>> START
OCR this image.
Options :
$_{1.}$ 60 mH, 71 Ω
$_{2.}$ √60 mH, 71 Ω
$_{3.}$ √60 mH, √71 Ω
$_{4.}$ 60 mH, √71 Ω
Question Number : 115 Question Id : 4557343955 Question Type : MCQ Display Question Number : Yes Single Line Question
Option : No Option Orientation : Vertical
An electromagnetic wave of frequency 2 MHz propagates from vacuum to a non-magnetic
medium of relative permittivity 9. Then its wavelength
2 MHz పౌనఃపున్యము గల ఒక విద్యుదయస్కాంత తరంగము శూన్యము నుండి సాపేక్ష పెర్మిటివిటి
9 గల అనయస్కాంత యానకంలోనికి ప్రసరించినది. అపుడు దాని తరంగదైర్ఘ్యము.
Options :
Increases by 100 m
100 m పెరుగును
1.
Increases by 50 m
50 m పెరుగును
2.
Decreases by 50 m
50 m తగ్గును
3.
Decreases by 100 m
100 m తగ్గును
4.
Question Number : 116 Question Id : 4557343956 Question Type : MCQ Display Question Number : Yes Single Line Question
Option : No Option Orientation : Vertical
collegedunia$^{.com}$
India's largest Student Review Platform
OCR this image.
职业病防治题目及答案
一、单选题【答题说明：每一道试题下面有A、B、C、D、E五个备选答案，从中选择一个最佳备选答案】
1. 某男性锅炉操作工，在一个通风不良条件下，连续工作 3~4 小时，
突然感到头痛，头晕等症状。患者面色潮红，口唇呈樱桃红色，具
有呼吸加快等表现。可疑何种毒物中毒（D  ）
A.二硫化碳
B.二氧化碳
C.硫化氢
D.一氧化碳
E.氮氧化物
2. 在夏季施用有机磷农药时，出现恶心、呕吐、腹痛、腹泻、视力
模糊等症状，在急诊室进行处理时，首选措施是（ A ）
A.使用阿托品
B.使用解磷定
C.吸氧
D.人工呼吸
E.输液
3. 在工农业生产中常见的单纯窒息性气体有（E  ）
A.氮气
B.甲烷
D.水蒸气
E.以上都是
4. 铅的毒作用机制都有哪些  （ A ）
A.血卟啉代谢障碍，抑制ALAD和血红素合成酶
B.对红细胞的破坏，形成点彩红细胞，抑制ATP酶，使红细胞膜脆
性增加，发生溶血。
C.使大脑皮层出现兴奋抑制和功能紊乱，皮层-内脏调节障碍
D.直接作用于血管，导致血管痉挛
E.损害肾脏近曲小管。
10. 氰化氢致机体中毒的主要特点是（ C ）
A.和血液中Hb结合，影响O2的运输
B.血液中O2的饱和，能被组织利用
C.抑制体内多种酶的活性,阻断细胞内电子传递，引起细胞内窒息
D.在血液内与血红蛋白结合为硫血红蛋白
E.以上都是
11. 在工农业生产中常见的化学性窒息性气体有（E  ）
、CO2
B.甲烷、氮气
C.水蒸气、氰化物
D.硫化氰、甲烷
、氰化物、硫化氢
>> END
→ **Your task**: Write out every entry verbatim.

→ **In response**:
OCR this image.
Options :
$_{1.}$ 60 mH, 71 Ω
$_{2.}$ √60 mH, 71 Ω
$_{3.}$ √60 mH, √71 Ω
$_{4.}$ 60 mH, √71 Ω
Question Number : 115 Question Id : 4557343955 Question Type : MCQ Display Question Number : Yes Single Line Question
Option : No Option Orientation : Vertical
An electromagnetic wave of frequency 2 MHz propagates from vacuum to a non-magnetic
medium of relative permittivity 9. Then its wavelength
2 MHz పౌనఃపున్యము గల ఒక విద్యుదయస్కాంత తరంగము శూన్యము నుండి సాపేక్ష పెర్మిటివిటి
9 గల అనయస్కాంత యానకంలోనికి ప్రసరించినది. అపుడు దాని తరంగదైర్ఘ్యము.
Options :
Increases by 100 m
100 m పెరుగును
1.
Increases by 50 m
50 m పెరుగును
2.
Decreases by 50 m
50 m తగ్గును
3.
Decreases by 100 m
100 m తగ్గును
4.
Question Number : 116 Question Id : 4557343956 Question Type : MCQ Display Question Number : Yes Single Line Question
Option : No Option Orientation : Vertical
collegedunia$^{.com}$
India's largest Student Review Platform
OCR this image.
职业病防治题目及答案
一、单选题【答题说明：每一道试题下面有A、B、C、D、E五个备选答案，从中选择一个最佳备选答案】
1. 某男性锅炉操作工，在一个通风不良条件下，连续工作 3~4 小时，
突然感到头痛，头晕等症状。患者面色潮红，口唇呈樱桃红色，具
有呼吸加快等表现。可疑何种毒物中毒（D  ）
A.二硫化碳
B.二氧化碳
C.硫化氢
D.一氧化碳
E.氮氧化物
2. 在夏季施用有机磷农药时，出现恶心、呕吐、腹痛、腹泻、视力
模糊等症状，在急诊室进行处理时，首选措施是（ A ）
A.使用阿托品
B.使用解磷定
C.吸氧
D.人工呼吸
E.输液
3. 在工农业生产中常见的单纯窒息性气体有（E  ）
A.氮气
B.甲烷
D.水蒸气
E.以上都是
4. 铅的毒作用机制都有哪些  （ A ）
A.血卟啉代谢障碍，抑制ALAD和血红素合成酶
B.对红细胞的破坏，形成点彩红细胞，抑制ATP酶，使红细胞膜脆
性增加，发生溶血。
C.使大脑皮层出现兴奋抑制和功能紊乱，皮层-内脏调节障碍
D.直接作用于血管，导致血管痉挛
E.损害肾脏近曲小管。
10. 氰化氢致机体中毒的主要特点是（ C ）
A.和血液中Hb结合，影响O2的运输
B.血液中O2的饱和，能被组织利用
C.抑制体内多种酶的活性,阻断细胞内电子传递，引起细胞内窒息
D.在血液内与血红蛋白结合为硫血红蛋白
E.以上都是
11. 在工农业生产中常见的化学性窒息性气体有（E  ）
、CO2
B.甲烷、氮气
C.水蒸气、氰化物
D.硫化氰、甲烷
、氰化物、硫化氢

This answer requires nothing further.